» **Exercise directions**
Transcribe the material exactly. Images do not belong in the copy.

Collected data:
━━━━━━━━

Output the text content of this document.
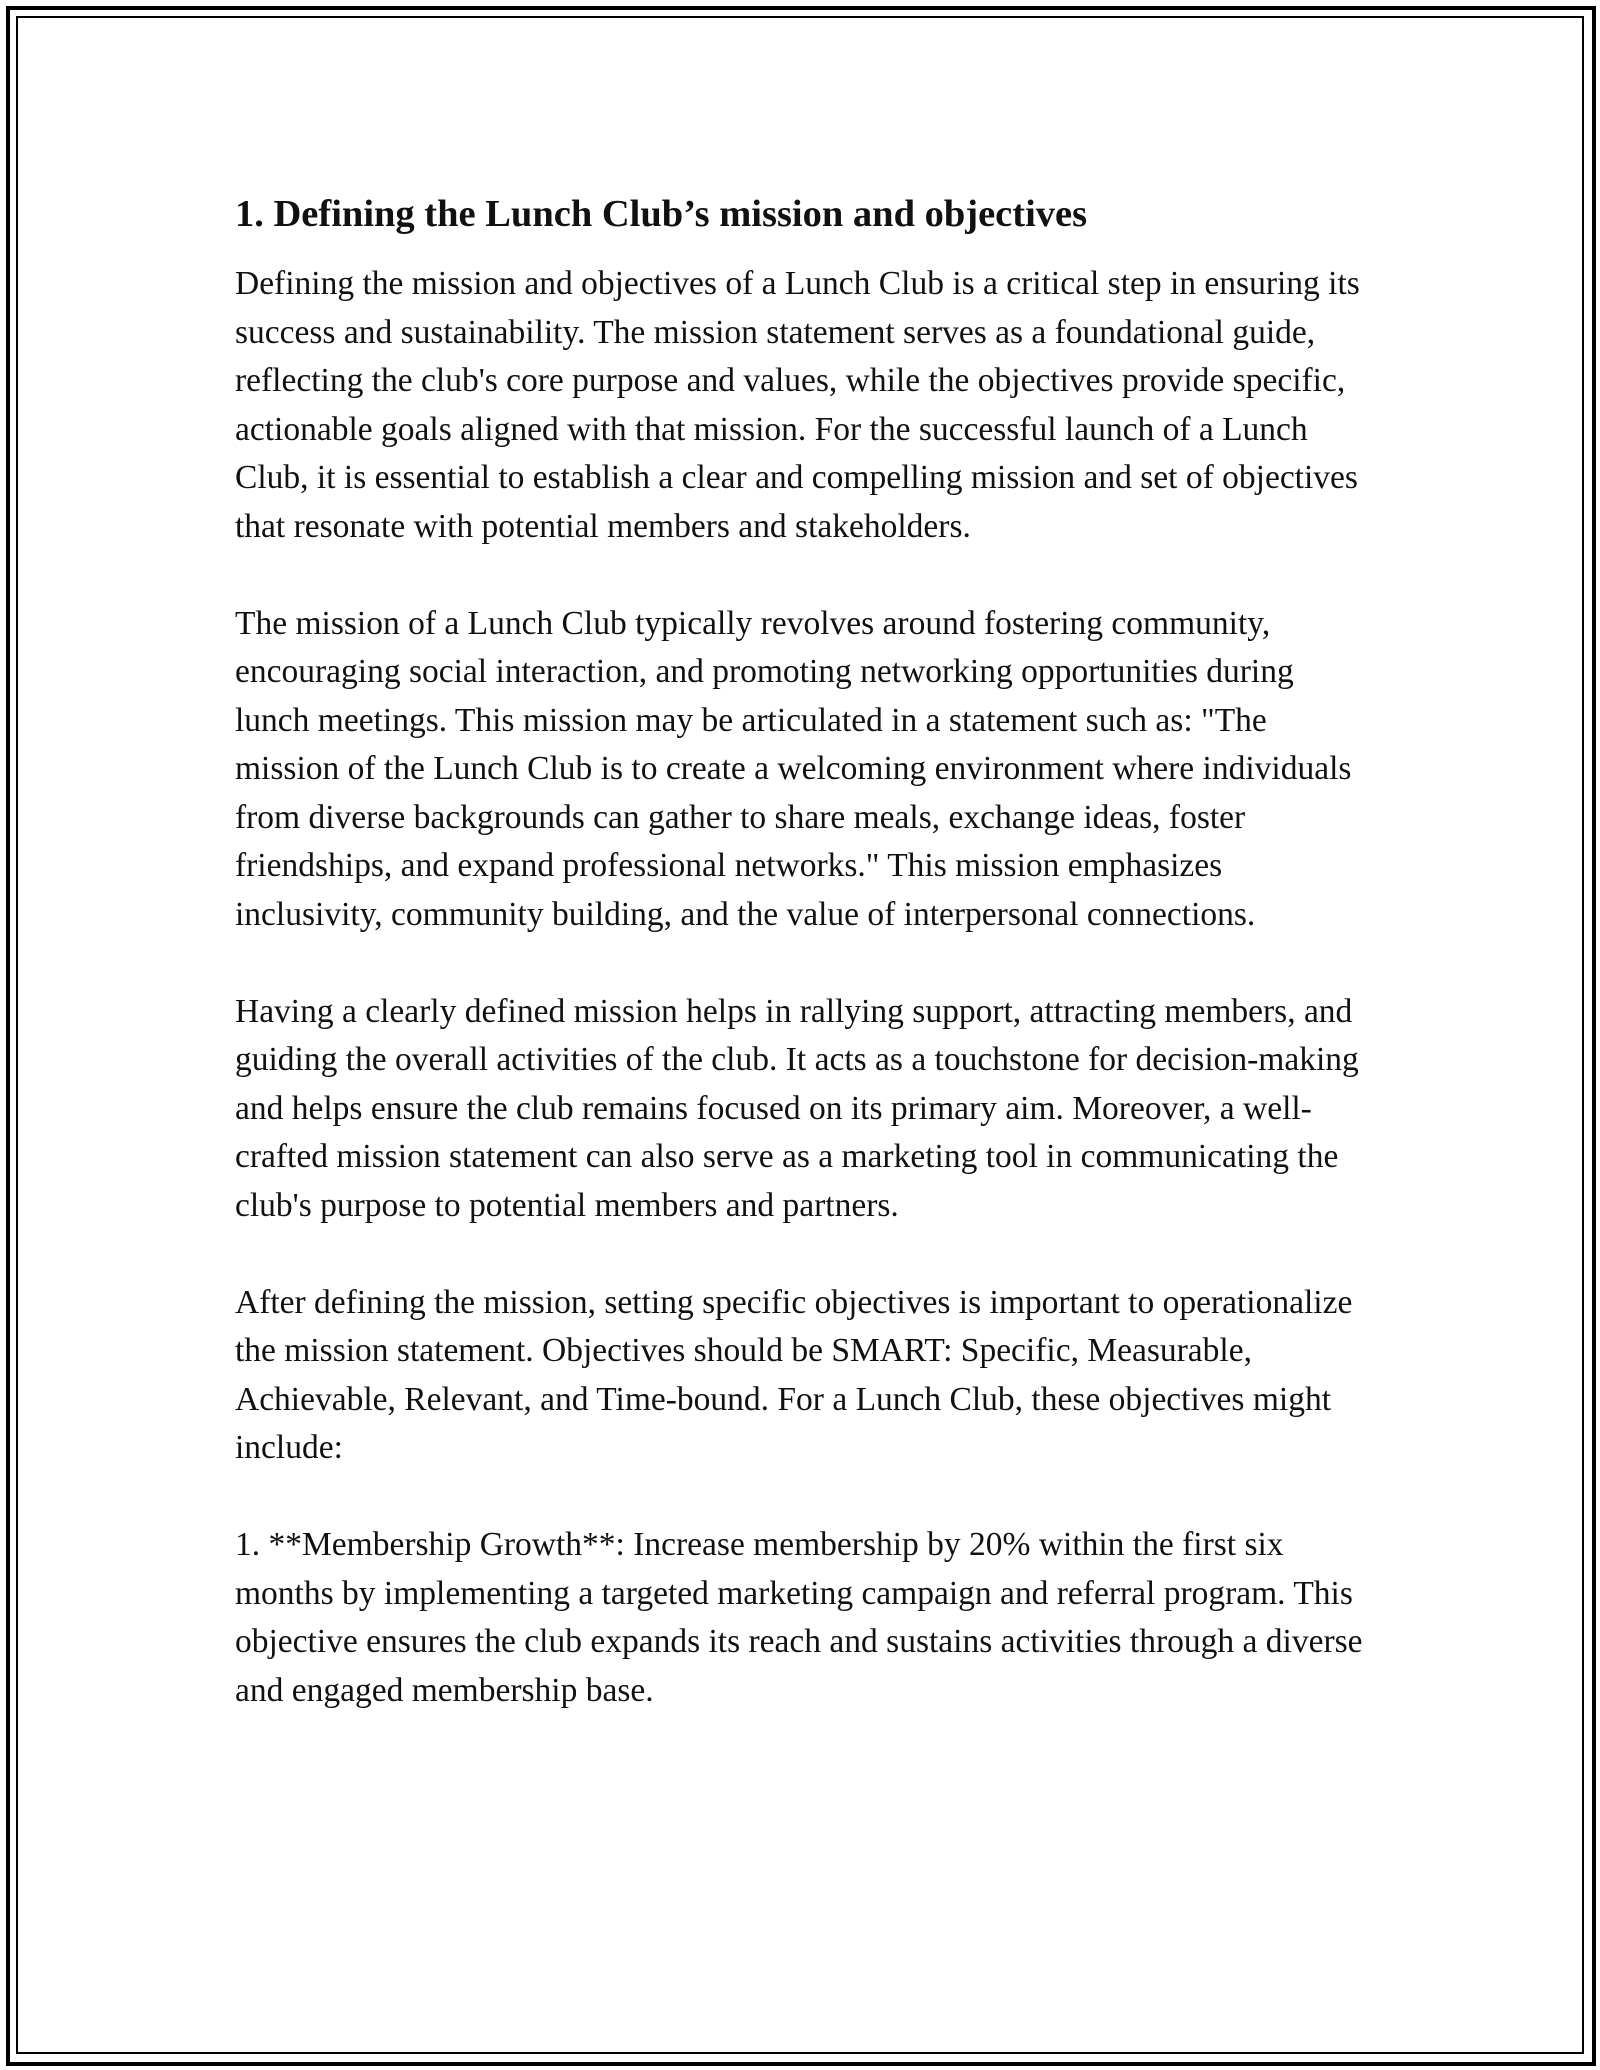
1. Defining the Lunch Club’s mission and objectives

Defining the mission and objectives of a Lunch Club is a critical step in ensuring its success and sustainability. The mission statement serves as a foundational guide, reflecting the club's core purpose and values, while the objectives provide specific, actionable goals aligned with that mission. For the successful launch of a Lunch Club, it is essential to establish a clear and compelling mission and set of objectives that resonate with potential members and stakeholders.

The mission of a Lunch Club typically revolves around fostering community, encouraging social interaction, and promoting networking opportunities during lunch meetings. This mission may be articulated in a statement such as: "The mission of the Lunch Club is to create a welcoming environment where individuals from diverse backgrounds can gather to share meals, exchange ideas, foster friendships, and expand professional networks." This mission emphasizes inclusivity, community building, and the value of interpersonal connections.

Having a clearly defined mission helps in rallying support, attracting members, and guiding the overall activities of the club. It acts as a touchstone for decision-making and helps ensure the club remains focused on its primary aim. Moreover, a well-crafted mission statement can also serve as a marketing tool in communicating the club's purpose to potential members and partners.

After defining the mission, setting specific objectives is important to operationalize the mission statement. Objectives should be SMART: Specific, Measurable, Achievable, Relevant, and Time-bound. For a Lunch Club, these objectives might include:

1. **Membership Growth**: Increase membership by 20% within the first six months by implementing a targeted marketing campaign and referral program. This objective ensures the club expands its reach and sustains activities through a diverse and engaged membership base.
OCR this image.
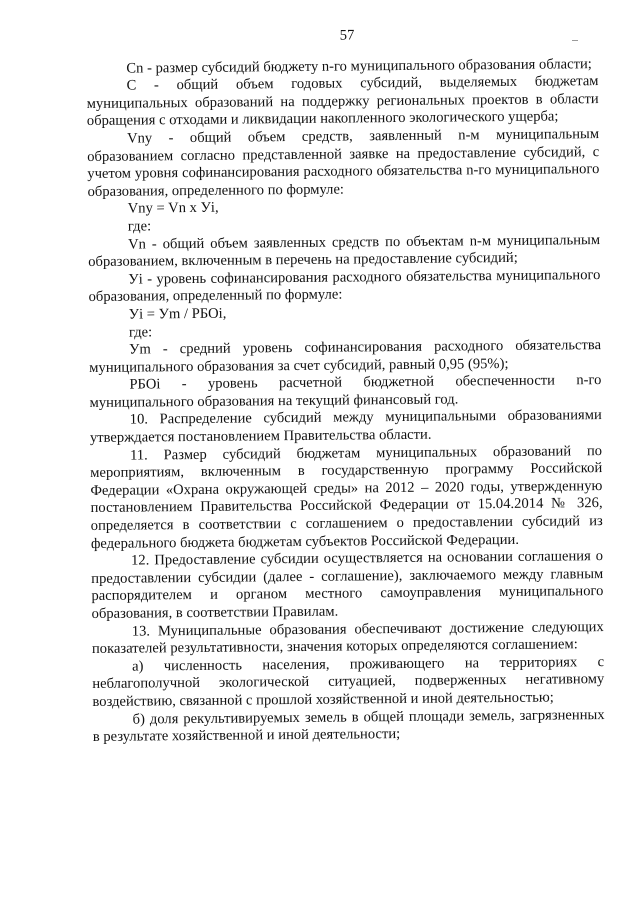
57

Cn - размер субсидий бюджету n-го муниципального образования области;

C - общий объем годовых субсидий, выделяемых бюджетам муниципальных образований на поддержку региональных проектов в области обращения с отходами и ликвидации накопленного экологического ущерба;

Vny - общий объем средств, заявленный n-м муниципальным образованием согласно представленной заявке на предоставление субсидий, с учетом уровня софинансирования расходного обязательства n-го муниципального образования, определенного по формуле:

Vny = Vn x Уi,

где:

Vn - общий объем заявленных средств по объектам n-м муниципальным образованием, включенным в перечень на предоставление субсидий;

Уi - уровень софинансирования расходного обязательства муниципального образования, определенный по формуле:

Уi = Уm / РБОi,

где:

Уm - средний уровень софинансирования расходного обязательства муниципального образования за счет субсидий, равный 0,95 (95%);

РБОi - уровень расчетной бюджетной обеспеченности n-го муниципального образования на текущий финансовый год.

10. Распределение субсидий между муниципальными образованиями утверждается постановлением Правительства области.

11. Размер субсидий бюджетам муниципальных образований по мероприятиям, включенным в государственную программу Российской Федерации «Охрана окружающей среды» на 2012 – 2020 годы, утвержденную постановлением Правительства Российской Федерации от 15.04.2014 № 326, определяется в соответствии с соглашением о предоставлении субсидий из федерального бюджета бюджетам субъектов Российской Федерации.

12. Предоставление субсидии осуществляется на основании соглашения о предоставлении субсидии (далее - соглашение), заключаемого между главным распорядителем и органом местного самоуправления муниципального образования, в соответствии Правилам.

13. Муниципальные образования обеспечивают достижение следующих показателей результативности, значения которых определяются соглашением:

а) численность населения, проживающего на территориях с неблагополучной экологической ситуацией, подверженных негативному воздействию, связанной с прошлой хозяйственной и иной деятельностью;

б) доля рекультивируемых земель в общей площади земель, загрязненных в результате хозяйственной и иной деятельности;
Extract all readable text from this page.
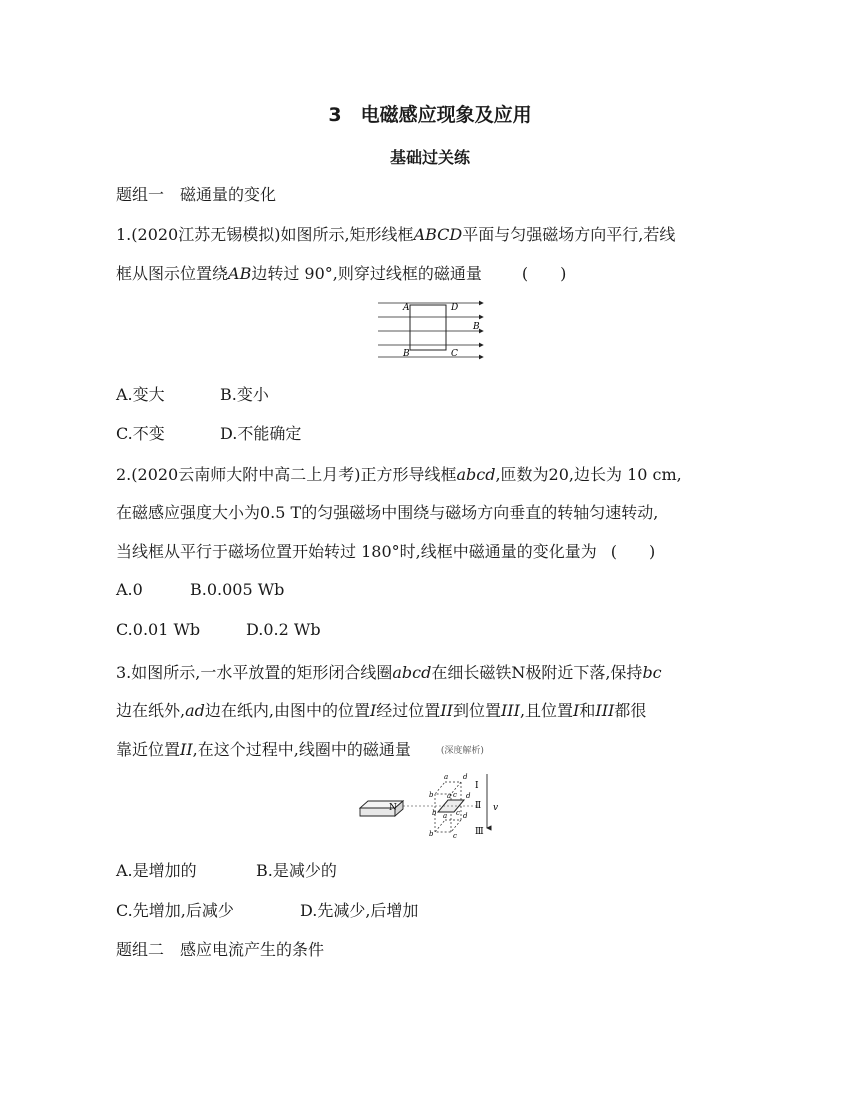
3　电磁感应现象及应用
基础过关练
题组一　磁通量的变化
1.(2020江苏无锡模拟)如图所示,矩形线框ABCD平面与匀强磁场方向平行,若线
框从图示位置绕AB边转过 90°,则穿过线框的磁通量	(　　)
A	D
B
B	C
A.变大	B.变小
C.不变	D.不能确定
2.(2020云南师大附中高二上月考)正方形导线框abcd,匝数为20,边长为 10 cm,
在磁感应强度大小为0.5 T的匀强磁场中围绕与磁场方向垂直的转轴匀速转动,
当线框从平行于磁场位置开始转过 180°时,线框中磁通量的变化量为 (　　)
A.0	B.0.005 Wb
C.0.01 Wb	D.0.2 Wb
3.如图所示,一水平放置的矩形闭合线圈abcd在细长磁铁N极附近下落,保持bc
边在纸外,ad边在纸内,由图中的位置I经过位置II到位置III,且位置I和III都很
靠近位置II,在这个过程中,线圈中的磁通量	(深度解析)
N	v
Ⅰ
Ⅱ
Ⅲ
a d
b	c
a d
b	c
a d
b	c
A.是增加的	B.是减少的
C.先增加,后减少	D.先减少,后增加
题组二　感应电流产生的条件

━━━━━━━━

» **Correct output**
Output the text content of this document.
1. Defining the Lunch Club’s mission and objectives

Defining the mission and objectives of a Lunch Club is a critical step in ensuring its success and sustainability. The mission statement serves as a foundational guide, reflecting the club's core purpose and values, while the objectives provide specific, actionable goals aligned with that mission. For the successful launch of a Lunch Club, it is essential to establish a clear and compelling mission and set of objectives that resonate with potential members and stakeholders.

The mission of a Lunch Club typically revolves around fostering community, encouraging social interaction, and promoting networking opportunities during lunch meetings. This mission may be articulated in a statement such as: "The mission of the Lunch Club is to create a welcoming environment where individuals from diverse backgrounds can gather to share meals, exchange ideas, foster friendships, and expand professional networks." This mission emphasizes inclusivity, community building, and the value of interpersonal connections.

Having a clearly defined mission helps in rallying support, attracting members, and guiding the overall activities of the club. It acts as a touchstone for decision-making and helps ensure the club remains focused on its primary aim. Moreover, a well-crafted mission statement can also serve as a marketing tool in communicating the club's purpose to potential members and partners.

After defining the mission, setting specific objectives is important to operationalize the mission statement. Objectives should be SMART: Specific, Measurable, Achievable, Relevant, and Time-bound. For a Lunch Club, these objectives might include:

1. **Membership Growth**: Increase membership by 20% within the first six months by implementing a targeted marketing campaign and referral program. This objective ensures the club expands its reach and sustains activities through a diverse and engaged membership base.
OCR this image.
57

Cn - размер субсидий бюджету n-го муниципального образования области;

C - общий объем годовых субсидий, выделяемых бюджетам муниципальных образований на поддержку региональных проектов в области обращения с отходами и ликвидации накопленного экологического ущерба;

Vny - общий объем средств, заявленный n-м муниципальным образованием согласно представленной заявке на предоставление субсидий, с учетом уровня софинансирования расходного обязательства n-го муниципального образования, определенного по формуле:

Vny = Vn x Уi,

где:

Vn - общий объем заявленных средств по объектам n-м муниципальным образованием, включенным в перечень на предоставление субсидий;

Уi - уровень софинансирования расходного обязательства муниципального образования, определенный по формуле:

Уi = Уm / РБОi,

где:

Уm - средний уровень софинансирования расходного обязательства муниципального образования за счет субсидий, равный 0,95 (95%);

РБОi - уровень расчетной бюджетной обеспеченности n-го муниципального образования на текущий финансовый год.

10. Распределение субсидий между муниципальными образованиями утверждается постановлением Правительства области.

11. Размер субсидий бюджетам муниципальных образований по мероприятиям, включенным в государственную программу Российской Федерации «Охрана окружающей среды» на 2012 – 2020 годы, утвержденную постановлением Правительства Российской Федерации от 15.04.2014 № 326, определяется в соответствии с соглашением о предоставлении субсидий из федерального бюджета бюджетам субъектов Российской Федерации.

12. Предоставление субсидии осуществляется на основании соглашения о предоставлении субсидии (далее - соглашение), заключаемого между главным распорядителем и органом местного самоуправления муниципального образования, в соответствии Правилам.

13. Муниципальные образования обеспечивают достижение следующих показателей результативности, значения которых определяются соглашением:

а) численность населения, проживающего на территориях с неблагополучной экологической ситуацией, подверженных негативному воздействию, связанной с прошлой хозяйственной и иной деятельностью;

б) доля рекультивируемых земель в общей площади земель, загрязненных в результате хозяйственной и иной деятельности;
Extract all readable text from this page.
3　电磁感应现象及应用
基础过关练
题组一　磁通量的变化
1.(2020江苏无锡模拟)如图所示,矩形线框ABCD平面与匀强磁场方向平行,若线
框从图示位置绕AB边转过 90°,则穿过线框的磁通量	(　　)
A	D
B
B	C
A.变大	B.变小
C.不变	D.不能确定
2.(2020云南师大附中高二上月考)正方形导线框abcd,匝数为20,边长为 10 cm,
在磁感应强度大小为0.5 T的匀强磁场中围绕与磁场方向垂直的转轴匀速转动,
当线框从平行于磁场位置开始转过 180°时,线框中磁通量的变化量为 (　　)
A.0	B.0.005 Wb
C.0.01 Wb	D.0.2 Wb
3.如图所示,一水平放置的矩形闭合线圈abcd在细长磁铁N极附近下落,保持bc
边在纸外,ad边在纸内,由图中的位置I经过位置II到位置III,且位置I和III都很
靠近位置II,在这个过程中,线圈中的磁通量	(深度解析)
N	v
Ⅰ
Ⅱ
Ⅲ
a d
b	c
a d
b	c
a d
b	c
A.是增加的	B.是减少的
C.先增加,后减少	D.先减少,后增加
题组二　感应电流产生的条件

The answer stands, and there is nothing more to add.